| Written instruction |
Any pictures in the records below should be skipped; write out everything else exactly.

Start of Dataset entries

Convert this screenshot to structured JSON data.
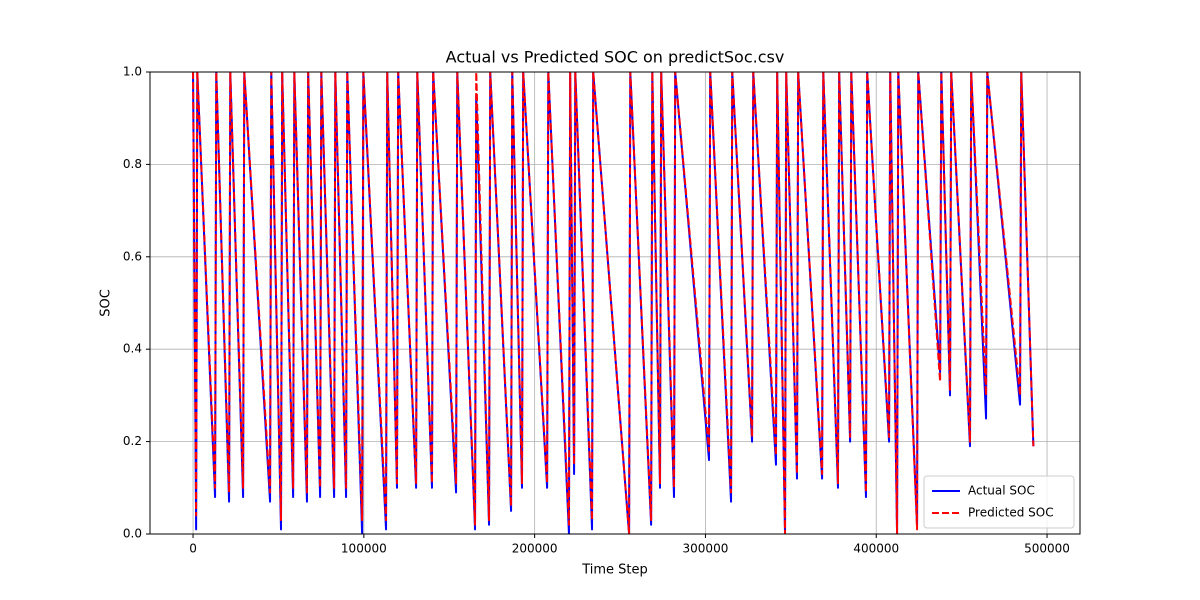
{
  "chart_data": {
    "type": "line",
    "title": "Actual vs Predicted SOC on predictSoc.csv",
    "x_label": "Time Step",
    "y_label": "SOC",
    "x": [
      0,
      1800,
      2500,
      12900,
      13600,
      21100,
      21800,
      29300,
      30000,
      45100,
      45800,
      51500,
      52200,
      58600,
      59300,
      66700,
      67400,
      74400,
      75100,
      82600,
      83300,
      89600,
      90300,
      99000,
      99700,
      113000,
      113700,
      119400,
      120100,
      130600,
      131300,
      139900,
      140600,
      154000,
      154700,
      165100,
      165800,
      173300,
      174000,
      186200,
      186900,
      192600,
      193300,
      207300,
      208000,
      220100,
      220800,
      223100,
      223800,
      233600,
      234300,
      255300,
      256000,
      268200,
      268900,
      273400,
      274100,
      281600,
      282300,
      302100,
      302800,
      315000,
      315700,
      327300,
      328000,
      341300,
      342000,
      346600,
      347300,
      353600,
      354300,
      368300,
      369000,
      377600,
      378300,
      384700,
      385400,
      394000,
      394700,
      407500,
      408200,
      412200,
      412900,
      423900,
      424600,
      437400,
      438100,
      443200,
      443900,
      454900,
      455600,
      464300,
      465000,
      484200,
      484900,
      492000
    ],
    "series": [
      {
        "name": "Actual SOC",
        "color": "#0000ff",
        "dashed": false,
        "values": [
          1,
          0.01,
          1,
          0.08,
          1,
          0.07,
          1,
          0.08,
          1,
          0.07,
          1,
          0.01,
          1,
          0.08,
          1,
          0.07,
          1,
          0.08,
          1,
          0.08,
          1,
          0.08,
          1,
          0,
          1,
          0.01,
          1,
          0.1,
          1,
          0.1,
          1,
          0.1,
          1,
          0.09,
          1,
          0.01,
          0.95,
          0.02,
          1,
          0.05,
          1,
          0.1,
          1,
          0.1,
          1,
          0,
          1,
          0.13,
          1,
          0.01,
          1,
          0,
          1,
          0.02,
          1,
          0.1,
          1,
          0.08,
          1,
          0.16,
          1,
          0.07,
          1,
          0.2,
          1,
          0.15,
          1,
          0,
          1,
          0.12,
          1,
          0.12,
          1,
          0.1,
          1,
          0.2,
          1,
          0.08,
          1,
          0.2,
          1,
          0,
          1,
          0.02,
          1,
          0.35,
          1,
          0.3,
          1,
          0.19,
          1,
          0.25,
          1,
          0.28,
          1,
          0.19
        ]
      },
      {
        "name": "Predicted SOC",
        "color": "#ff0000",
        "dashed": true,
        "values": [
          1,
          0.04,
          1,
          0.1,
          1,
          0.09,
          1,
          0.1,
          1,
          0.09,
          1,
          0.03,
          1,
          0.1,
          1,
          0.09,
          1,
          0.1,
          1,
          0.1,
          1,
          0.1,
          1,
          0.03,
          1,
          0.03,
          1,
          0.11,
          1,
          0.11,
          1,
          0.11,
          1,
          0.11,
          1,
          0.02,
          1,
          0.03,
          1,
          0.06,
          1,
          0.11,
          1,
          0.11,
          1,
          0.02,
          1,
          0.15,
          1,
          0.03,
          1,
          0,
          1,
          0.03,
          1,
          0.11,
          1,
          0.1,
          1,
          0.18,
          1,
          0.09,
          1,
          0.21,
          1,
          0.17,
          1,
          0,
          1,
          0.13,
          1,
          0.13,
          1,
          0.11,
          1,
          0.21,
          1,
          0.09,
          1,
          0.21,
          1,
          0,
          1,
          0.01,
          1,
          0.33,
          1,
          0.31,
          1,
          0.2,
          1,
          0.3,
          1,
          0.3,
          1,
          0.19
        ]
      }
    ],
    "xlim": [
      -25200,
      519300
    ],
    "ylim": [
      0,
      1
    ],
    "xticks": [
      0,
      100000,
      200000,
      300000,
      400000,
      500000
    ],
    "yticks": [
      {
        "value": 0,
        "label": "0.0"
      },
      0.2,
      0.4,
      0.6,
      0.8,
      {
        "value": 1,
        "label": "1.0"
      }
    ],
    "grid": true,
    "legend": "lower right"
  }
}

End of Dataset entries

| Exercise response |
Convert this screenshot to structured JSON data.
{
  "chart_data": {
    "type": "line",
    "title": "Actual vs Predicted SOC on predictSoc.csv",
    "x_label": "Time Step",
    "y_label": "SOC",
    "x": [
      0,
      1800,
      2500,
      12900,
      13600,
      21100,
      21800,
      29300,
      30000,
      45100,
      45800,
      51500,
      52200,
      58600,
      59300,
      66700,
      67400,
      74400,
      75100,
      82600,
      83300,
      89600,
      90300,
      99000,
      99700,
      113000,
      113700,
      119400,
      120100,
      130600,
      131300,
      139900,
      140600,
      154000,
      154700,
      165100,
      165800,
      173300,
      174000,
      186200,
      186900,
      192600,
      193300,
      207300,
      208000,
      220100,
      220800,
      223100,
      223800,
      233600,
      234300,
      255300,
      256000,
      268200,
      268900,
      273400,
      274100,
      281600,
      282300,
      302100,
      302800,
      315000,
      315700,
      327300,
      328000,
      341300,
      342000,
      346600,
      347300,
      353600,
      354300,
      368300,
      369000,
      377600,
      378300,
      384700,
      385400,
      394000,
      394700,
      407500,
      408200,
      412200,
      412900,
      423900,
      424600,
      437400,
      438100,
      443200,
      443900,
      454900,
      455600,
      464300,
      465000,
      484200,
      484900,
      492000
    ],
    "series": [
      {
        "name": "Actual SOC",
        "color": "#0000ff",
        "dashed": false,
        "values": [
          1,
          0.01,
          1,
          0.08,
          1,
          0.07,
          1,
          0.08,
          1,
          0.07,
          1,
          0.01,
          1,
          0.08,
          1,
          0.07,
          1,
          0.08,
          1,
          0.08,
          1,
          0.08,
          1,
          0,
          1,
          0.01,
          1,
          0.1,
          1,
          0.1,
          1,
          0.1,
          1,
          0.09,
          1,
          0.01,
          0.95,
          0.02,
          1,
          0.05,
          1,
          0.1,
          1,
          0.1,
          1,
          0,
          1,
          0.13,
          1,
          0.01,
          1,
          0,
          1,
          0.02,
          1,
          0.1,
          1,
          0.08,
          1,
          0.16,
          1,
          0.07,
          1,
          0.2,
          1,
          0.15,
          1,
          0,
          1,
          0.12,
          1,
          0.12,
          1,
          0.1,
          1,
          0.2,
          1,
          0.08,
          1,
          0.2,
          1,
          0,
          1,
          0.02,
          1,
          0.35,
          1,
          0.3,
          1,
          0.19,
          1,
          0.25,
          1,
          0.28,
          1,
          0.19
        ]
      },
      {
        "name": "Predicted SOC",
        "color": "#ff0000",
        "dashed": true,
        "values": [
          1,
          0.04,
          1,
          0.1,
          1,
          0.09,
          1,
          0.1,
          1,
          0.09,
          1,
          0.03,
          1,
          0.1,
          1,
          0.09,
          1,
          0.1,
          1,
          0.1,
          1,
          0.1,
          1,
          0.03,
          1,
          0.03,
          1,
          0.11,
          1,
          0.11,
          1,
          0.11,
          1,
          0.11,
          1,
          0.02,
          1,
          0.03,
          1,
          0.06,
          1,
          0.11,
          1,
          0.11,
          1,
          0.02,
          1,
          0.15,
          1,
          0.03,
          1,
          0,
          1,
          0.03,
          1,
          0.11,
          1,
          0.1,
          1,
          0.18,
          1,
          0.09,
          1,
          0.21,
          1,
          0.17,
          1,
          0,
          1,
          0.13,
          1,
          0.13,
          1,
          0.11,
          1,
          0.21,
          1,
          0.09,
          1,
          0.21,
          1,
          0,
          1,
          0.01,
          1,
          0.33,
          1,
          0.31,
          1,
          0.2,
          1,
          0.3,
          1,
          0.3,
          1,
          0.19
        ]
      }
    ],
    "xlim": [
      -25200,
      519300
    ],
    "ylim": [
      0,
      1
    ],
    "xticks": [
      0,
      100000,
      200000,
      300000,
      400000,
      500000
    ],
    "yticks": [
      {
        "value": 0,
        "label": "0.0"
      },
      0.2,
      0.4,
      0.6,
      0.8,
      {
        "value": 1,
        "label": "1.0"
      }
    ],
    "grid": true,
    "legend": "lower right"
  }
}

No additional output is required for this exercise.